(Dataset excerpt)
────────────────────────────────────────

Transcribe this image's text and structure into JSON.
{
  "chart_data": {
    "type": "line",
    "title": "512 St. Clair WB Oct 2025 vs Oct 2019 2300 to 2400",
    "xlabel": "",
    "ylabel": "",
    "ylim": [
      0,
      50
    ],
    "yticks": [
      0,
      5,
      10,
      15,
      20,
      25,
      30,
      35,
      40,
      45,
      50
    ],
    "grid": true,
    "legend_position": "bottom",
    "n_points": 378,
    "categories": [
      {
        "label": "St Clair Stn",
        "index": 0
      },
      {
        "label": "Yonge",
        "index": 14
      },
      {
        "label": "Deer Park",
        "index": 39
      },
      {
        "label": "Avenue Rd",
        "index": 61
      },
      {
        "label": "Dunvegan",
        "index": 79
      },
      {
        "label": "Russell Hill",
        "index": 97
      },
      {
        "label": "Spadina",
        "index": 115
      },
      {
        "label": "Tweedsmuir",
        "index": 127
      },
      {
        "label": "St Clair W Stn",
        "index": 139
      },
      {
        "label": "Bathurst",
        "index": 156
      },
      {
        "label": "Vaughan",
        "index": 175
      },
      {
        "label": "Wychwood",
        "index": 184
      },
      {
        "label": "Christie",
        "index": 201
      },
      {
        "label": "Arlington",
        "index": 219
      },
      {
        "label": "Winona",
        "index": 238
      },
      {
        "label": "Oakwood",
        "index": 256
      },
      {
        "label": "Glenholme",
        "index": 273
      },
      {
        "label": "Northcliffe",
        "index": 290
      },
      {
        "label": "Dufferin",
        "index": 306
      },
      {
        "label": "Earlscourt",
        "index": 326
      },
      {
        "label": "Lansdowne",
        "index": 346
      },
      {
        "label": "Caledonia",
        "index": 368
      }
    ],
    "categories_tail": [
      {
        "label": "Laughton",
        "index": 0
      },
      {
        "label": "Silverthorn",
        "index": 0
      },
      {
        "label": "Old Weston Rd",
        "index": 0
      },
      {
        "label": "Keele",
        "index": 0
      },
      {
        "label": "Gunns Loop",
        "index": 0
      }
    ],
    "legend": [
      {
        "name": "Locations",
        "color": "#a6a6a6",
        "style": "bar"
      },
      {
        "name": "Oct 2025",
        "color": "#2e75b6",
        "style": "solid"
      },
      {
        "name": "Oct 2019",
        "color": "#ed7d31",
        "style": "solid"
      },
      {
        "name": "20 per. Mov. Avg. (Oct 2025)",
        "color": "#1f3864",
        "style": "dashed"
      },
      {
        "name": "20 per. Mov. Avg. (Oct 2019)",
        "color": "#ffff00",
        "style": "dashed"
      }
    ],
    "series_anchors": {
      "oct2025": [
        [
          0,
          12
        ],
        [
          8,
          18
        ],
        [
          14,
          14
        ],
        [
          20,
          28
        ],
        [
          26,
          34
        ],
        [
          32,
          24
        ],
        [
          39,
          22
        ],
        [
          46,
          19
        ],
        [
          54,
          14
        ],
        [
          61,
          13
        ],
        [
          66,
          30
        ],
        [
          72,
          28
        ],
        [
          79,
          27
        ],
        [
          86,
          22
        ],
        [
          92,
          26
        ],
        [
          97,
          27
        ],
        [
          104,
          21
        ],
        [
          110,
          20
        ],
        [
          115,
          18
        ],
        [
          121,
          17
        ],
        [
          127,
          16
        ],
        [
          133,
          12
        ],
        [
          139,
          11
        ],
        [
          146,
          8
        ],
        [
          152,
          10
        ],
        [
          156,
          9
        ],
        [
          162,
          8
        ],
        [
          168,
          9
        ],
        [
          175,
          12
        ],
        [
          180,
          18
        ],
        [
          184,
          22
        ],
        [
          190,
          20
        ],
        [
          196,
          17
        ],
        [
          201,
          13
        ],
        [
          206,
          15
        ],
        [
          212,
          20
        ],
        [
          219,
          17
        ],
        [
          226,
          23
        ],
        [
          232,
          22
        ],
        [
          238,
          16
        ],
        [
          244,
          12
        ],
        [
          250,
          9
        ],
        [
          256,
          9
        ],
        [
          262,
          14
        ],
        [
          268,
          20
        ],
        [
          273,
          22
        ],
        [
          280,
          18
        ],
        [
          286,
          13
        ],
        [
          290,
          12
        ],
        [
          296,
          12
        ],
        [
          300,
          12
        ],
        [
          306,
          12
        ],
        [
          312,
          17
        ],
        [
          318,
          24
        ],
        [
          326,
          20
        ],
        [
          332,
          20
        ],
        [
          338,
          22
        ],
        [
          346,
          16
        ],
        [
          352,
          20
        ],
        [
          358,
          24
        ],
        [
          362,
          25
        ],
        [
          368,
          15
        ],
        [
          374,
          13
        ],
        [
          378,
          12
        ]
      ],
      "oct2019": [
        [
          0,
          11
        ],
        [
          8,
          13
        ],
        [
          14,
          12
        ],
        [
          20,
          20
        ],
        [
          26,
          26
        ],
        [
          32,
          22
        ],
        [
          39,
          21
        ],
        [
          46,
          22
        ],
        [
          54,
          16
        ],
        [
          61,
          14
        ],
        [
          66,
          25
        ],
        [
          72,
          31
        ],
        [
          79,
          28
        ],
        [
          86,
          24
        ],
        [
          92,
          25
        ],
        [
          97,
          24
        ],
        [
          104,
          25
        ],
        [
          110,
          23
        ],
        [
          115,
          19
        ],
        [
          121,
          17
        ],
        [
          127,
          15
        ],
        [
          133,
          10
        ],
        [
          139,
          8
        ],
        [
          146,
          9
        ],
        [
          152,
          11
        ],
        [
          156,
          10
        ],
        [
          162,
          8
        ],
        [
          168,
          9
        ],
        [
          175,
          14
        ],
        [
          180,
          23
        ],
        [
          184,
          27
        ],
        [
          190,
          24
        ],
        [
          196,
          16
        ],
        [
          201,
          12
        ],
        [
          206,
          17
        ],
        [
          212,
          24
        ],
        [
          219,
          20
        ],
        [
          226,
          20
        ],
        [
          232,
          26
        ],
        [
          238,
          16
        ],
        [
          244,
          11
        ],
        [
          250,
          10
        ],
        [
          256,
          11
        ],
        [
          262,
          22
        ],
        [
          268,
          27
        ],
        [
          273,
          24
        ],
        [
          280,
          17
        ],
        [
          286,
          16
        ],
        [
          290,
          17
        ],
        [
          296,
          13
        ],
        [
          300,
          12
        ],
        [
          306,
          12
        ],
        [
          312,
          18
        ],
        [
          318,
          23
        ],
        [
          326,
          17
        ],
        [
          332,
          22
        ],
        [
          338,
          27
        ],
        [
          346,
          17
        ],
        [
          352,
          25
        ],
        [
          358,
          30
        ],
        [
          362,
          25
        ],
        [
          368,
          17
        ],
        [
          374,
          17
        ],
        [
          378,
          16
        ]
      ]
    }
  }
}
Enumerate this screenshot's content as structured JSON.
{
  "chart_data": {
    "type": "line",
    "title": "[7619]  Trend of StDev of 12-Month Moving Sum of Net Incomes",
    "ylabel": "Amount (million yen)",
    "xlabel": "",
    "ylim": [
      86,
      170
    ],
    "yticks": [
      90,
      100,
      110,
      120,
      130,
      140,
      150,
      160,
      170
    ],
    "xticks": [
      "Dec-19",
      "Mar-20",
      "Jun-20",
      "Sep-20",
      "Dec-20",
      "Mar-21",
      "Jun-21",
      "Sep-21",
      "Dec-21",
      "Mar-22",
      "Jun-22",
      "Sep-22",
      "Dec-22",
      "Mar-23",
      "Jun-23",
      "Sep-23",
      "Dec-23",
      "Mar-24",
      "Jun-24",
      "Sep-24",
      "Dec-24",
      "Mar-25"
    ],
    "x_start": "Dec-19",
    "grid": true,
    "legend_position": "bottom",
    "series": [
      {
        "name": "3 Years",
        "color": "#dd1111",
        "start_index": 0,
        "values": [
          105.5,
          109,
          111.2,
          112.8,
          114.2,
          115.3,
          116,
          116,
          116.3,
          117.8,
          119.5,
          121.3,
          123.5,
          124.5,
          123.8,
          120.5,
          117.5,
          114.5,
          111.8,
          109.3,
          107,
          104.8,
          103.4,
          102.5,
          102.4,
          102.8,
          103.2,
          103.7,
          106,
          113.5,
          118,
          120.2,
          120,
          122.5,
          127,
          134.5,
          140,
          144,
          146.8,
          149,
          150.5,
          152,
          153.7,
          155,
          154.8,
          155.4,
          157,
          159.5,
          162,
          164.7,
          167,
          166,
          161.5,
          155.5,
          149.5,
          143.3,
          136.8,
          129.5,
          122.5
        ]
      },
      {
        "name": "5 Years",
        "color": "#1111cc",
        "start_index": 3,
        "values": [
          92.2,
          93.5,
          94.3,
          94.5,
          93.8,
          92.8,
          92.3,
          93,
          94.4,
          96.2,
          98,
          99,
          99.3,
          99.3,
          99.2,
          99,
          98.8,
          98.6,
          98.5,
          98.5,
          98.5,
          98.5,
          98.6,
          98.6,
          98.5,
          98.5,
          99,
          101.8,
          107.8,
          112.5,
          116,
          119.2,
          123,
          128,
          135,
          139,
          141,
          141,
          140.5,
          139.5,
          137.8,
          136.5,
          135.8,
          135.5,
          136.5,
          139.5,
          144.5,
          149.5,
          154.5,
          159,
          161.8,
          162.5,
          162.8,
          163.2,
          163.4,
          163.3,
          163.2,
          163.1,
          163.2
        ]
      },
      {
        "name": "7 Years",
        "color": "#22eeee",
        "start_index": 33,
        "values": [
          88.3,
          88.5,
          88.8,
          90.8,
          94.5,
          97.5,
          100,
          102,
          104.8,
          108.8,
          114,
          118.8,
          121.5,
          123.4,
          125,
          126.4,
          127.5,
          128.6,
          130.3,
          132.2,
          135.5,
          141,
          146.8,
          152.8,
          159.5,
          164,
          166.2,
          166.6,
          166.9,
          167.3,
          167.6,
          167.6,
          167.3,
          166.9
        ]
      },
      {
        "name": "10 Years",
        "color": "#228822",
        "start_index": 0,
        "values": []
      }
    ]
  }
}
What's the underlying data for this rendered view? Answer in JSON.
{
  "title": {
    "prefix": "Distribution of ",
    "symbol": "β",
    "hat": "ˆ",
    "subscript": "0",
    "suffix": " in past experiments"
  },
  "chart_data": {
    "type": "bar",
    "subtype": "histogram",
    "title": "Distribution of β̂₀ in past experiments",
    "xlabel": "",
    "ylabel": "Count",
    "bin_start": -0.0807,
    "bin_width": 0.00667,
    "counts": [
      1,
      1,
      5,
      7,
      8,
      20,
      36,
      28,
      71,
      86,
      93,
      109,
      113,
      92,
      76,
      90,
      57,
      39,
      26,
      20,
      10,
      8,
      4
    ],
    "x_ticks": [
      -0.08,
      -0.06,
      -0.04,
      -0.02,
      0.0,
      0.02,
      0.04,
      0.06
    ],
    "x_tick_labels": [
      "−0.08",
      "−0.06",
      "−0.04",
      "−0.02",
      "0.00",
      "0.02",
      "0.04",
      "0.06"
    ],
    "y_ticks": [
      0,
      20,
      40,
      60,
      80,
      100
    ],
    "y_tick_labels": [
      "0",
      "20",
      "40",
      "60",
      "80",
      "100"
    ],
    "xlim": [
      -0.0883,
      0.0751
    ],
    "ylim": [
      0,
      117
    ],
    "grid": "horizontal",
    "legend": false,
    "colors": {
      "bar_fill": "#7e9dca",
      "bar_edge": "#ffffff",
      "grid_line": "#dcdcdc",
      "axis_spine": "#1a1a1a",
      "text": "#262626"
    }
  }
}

────────────────────────────────────────

Pick out the lines containing the string "JSON" and show them.

Transcribe this image's text and structure into JSON.
Enumerate this screenshot's content as structured JSON.
What's the underlying data for this rendered view? Answer in JSON.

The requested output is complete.